**Work to do**
Report how many lines of these entries hold the string "ROZVRH"; reply with the number alone.

**Task inputs**
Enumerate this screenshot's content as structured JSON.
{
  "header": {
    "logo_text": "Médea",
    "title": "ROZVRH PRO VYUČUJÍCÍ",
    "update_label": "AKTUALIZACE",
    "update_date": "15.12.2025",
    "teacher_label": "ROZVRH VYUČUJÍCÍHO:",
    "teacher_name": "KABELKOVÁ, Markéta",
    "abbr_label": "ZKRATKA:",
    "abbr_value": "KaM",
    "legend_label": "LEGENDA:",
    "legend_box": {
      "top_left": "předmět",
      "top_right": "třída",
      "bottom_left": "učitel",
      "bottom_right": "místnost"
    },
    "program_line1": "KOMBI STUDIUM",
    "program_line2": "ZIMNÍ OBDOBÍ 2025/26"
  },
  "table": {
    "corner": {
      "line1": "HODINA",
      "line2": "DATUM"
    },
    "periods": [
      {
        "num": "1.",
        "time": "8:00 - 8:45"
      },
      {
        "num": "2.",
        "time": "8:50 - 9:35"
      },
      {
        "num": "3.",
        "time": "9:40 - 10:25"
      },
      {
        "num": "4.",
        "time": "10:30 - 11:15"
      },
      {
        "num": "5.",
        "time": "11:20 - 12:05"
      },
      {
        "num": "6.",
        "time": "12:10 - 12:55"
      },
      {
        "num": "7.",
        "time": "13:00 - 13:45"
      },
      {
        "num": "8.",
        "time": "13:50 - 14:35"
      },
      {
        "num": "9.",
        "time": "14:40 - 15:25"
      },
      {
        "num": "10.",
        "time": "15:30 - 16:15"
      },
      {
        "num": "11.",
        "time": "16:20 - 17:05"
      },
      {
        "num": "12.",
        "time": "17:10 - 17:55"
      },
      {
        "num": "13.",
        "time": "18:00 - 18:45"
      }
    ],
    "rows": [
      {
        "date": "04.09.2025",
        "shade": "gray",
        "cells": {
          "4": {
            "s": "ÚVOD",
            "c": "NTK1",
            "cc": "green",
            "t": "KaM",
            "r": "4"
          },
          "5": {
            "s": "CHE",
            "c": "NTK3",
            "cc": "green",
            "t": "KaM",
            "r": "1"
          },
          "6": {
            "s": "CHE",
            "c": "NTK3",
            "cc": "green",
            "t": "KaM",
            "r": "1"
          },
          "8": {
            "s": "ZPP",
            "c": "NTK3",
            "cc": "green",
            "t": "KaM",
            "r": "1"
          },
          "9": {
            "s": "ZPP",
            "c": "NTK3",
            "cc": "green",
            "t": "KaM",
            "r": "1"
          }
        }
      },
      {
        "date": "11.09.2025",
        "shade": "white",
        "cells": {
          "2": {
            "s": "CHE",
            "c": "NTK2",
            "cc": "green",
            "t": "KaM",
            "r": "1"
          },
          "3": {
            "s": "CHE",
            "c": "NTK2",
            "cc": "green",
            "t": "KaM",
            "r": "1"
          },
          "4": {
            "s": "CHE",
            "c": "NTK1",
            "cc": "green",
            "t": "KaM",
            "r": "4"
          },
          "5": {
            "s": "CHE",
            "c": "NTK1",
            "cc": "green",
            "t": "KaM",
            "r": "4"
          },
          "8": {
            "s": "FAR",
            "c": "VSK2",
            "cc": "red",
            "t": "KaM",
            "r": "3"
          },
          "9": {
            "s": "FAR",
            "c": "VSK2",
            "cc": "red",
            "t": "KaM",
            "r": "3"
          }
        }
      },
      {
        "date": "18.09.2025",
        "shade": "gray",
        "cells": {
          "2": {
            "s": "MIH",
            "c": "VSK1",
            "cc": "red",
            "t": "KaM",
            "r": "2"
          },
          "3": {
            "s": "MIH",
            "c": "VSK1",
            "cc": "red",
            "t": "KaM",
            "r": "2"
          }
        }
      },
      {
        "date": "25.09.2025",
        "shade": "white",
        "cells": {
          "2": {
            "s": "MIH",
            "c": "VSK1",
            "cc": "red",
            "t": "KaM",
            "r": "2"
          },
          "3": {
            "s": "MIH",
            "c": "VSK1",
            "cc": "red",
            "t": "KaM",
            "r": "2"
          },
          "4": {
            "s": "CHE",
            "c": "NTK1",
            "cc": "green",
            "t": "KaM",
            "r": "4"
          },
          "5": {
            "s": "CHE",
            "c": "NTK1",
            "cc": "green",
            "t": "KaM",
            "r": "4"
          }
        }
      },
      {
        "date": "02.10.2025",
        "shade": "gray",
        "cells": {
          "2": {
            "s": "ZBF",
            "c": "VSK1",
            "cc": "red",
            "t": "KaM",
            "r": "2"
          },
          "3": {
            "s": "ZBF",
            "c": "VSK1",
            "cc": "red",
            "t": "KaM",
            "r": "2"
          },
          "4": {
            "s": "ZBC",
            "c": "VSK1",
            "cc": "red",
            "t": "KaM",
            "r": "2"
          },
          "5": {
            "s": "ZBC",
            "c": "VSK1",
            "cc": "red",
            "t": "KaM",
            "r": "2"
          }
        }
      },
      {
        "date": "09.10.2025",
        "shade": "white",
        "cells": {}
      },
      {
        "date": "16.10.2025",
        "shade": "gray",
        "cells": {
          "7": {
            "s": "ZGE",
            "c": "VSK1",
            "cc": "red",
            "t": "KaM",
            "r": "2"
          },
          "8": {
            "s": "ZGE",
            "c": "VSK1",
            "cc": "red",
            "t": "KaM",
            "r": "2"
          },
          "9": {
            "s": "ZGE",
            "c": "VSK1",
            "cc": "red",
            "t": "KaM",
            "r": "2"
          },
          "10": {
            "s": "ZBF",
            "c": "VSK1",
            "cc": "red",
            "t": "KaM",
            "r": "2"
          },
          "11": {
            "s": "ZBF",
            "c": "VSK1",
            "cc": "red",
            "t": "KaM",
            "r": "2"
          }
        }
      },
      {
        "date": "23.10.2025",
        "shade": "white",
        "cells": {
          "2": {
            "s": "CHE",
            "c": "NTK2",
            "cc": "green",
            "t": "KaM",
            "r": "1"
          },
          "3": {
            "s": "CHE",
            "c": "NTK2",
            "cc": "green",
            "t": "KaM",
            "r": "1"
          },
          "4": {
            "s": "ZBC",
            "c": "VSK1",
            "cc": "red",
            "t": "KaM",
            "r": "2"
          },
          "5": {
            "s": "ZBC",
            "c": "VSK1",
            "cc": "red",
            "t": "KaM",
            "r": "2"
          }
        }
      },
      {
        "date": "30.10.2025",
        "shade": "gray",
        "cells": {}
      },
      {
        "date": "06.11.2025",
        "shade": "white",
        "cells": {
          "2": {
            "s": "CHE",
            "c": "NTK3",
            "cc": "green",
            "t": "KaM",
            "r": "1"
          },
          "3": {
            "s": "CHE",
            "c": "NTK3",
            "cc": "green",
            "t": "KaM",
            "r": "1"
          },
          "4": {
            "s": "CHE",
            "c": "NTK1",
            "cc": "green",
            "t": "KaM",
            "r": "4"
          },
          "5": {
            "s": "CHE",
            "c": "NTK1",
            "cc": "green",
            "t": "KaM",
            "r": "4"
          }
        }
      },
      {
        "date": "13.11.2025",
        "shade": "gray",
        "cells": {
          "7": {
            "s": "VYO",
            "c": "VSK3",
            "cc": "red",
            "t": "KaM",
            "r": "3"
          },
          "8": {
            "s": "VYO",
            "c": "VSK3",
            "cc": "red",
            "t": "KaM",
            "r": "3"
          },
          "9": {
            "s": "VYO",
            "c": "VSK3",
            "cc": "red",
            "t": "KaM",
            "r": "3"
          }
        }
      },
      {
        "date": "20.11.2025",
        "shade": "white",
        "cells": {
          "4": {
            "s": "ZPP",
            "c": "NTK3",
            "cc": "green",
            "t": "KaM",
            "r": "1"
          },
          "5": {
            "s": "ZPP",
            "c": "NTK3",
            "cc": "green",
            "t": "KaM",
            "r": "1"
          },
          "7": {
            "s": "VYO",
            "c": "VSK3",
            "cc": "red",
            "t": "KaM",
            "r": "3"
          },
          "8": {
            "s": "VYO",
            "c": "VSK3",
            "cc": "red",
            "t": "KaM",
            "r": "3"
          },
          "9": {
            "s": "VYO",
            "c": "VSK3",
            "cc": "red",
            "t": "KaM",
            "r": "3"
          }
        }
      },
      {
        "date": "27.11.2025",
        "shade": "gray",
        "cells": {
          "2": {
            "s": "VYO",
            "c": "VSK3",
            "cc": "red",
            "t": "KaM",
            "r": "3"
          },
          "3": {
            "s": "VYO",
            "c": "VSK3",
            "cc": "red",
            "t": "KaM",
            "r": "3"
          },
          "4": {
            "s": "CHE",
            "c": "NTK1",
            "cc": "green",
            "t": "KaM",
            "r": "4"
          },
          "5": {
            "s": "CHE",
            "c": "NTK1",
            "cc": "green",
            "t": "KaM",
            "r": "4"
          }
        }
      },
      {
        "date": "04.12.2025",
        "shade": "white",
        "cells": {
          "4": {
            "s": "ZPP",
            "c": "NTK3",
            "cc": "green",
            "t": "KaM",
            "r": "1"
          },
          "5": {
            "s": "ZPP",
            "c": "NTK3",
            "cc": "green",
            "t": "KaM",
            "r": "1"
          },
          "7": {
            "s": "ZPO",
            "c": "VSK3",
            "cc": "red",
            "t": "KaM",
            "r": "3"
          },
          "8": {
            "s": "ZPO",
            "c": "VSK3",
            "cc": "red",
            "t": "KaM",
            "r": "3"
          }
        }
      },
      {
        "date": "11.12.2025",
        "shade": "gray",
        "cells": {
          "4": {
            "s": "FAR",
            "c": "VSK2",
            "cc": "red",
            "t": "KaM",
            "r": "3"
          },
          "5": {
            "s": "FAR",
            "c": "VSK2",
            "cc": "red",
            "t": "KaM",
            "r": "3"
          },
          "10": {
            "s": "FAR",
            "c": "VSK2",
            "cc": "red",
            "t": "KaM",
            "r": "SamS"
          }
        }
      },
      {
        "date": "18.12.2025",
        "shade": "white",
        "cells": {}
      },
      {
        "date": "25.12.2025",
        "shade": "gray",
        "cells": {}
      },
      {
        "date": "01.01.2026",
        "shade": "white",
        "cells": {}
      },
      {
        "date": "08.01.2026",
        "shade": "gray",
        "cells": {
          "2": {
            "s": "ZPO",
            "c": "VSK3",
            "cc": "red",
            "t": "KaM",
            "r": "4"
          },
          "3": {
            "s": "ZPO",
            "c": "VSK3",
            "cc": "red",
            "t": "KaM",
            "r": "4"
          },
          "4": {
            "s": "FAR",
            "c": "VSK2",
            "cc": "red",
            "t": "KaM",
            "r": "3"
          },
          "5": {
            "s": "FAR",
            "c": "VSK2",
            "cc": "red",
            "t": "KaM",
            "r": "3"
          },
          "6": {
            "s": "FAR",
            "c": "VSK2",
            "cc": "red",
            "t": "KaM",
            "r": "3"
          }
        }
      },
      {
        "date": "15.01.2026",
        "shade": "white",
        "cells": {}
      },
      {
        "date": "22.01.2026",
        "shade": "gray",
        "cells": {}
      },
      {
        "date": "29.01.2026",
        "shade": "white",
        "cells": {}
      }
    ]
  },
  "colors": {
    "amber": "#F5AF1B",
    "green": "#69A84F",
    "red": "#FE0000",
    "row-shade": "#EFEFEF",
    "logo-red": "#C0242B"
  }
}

**Written response**
2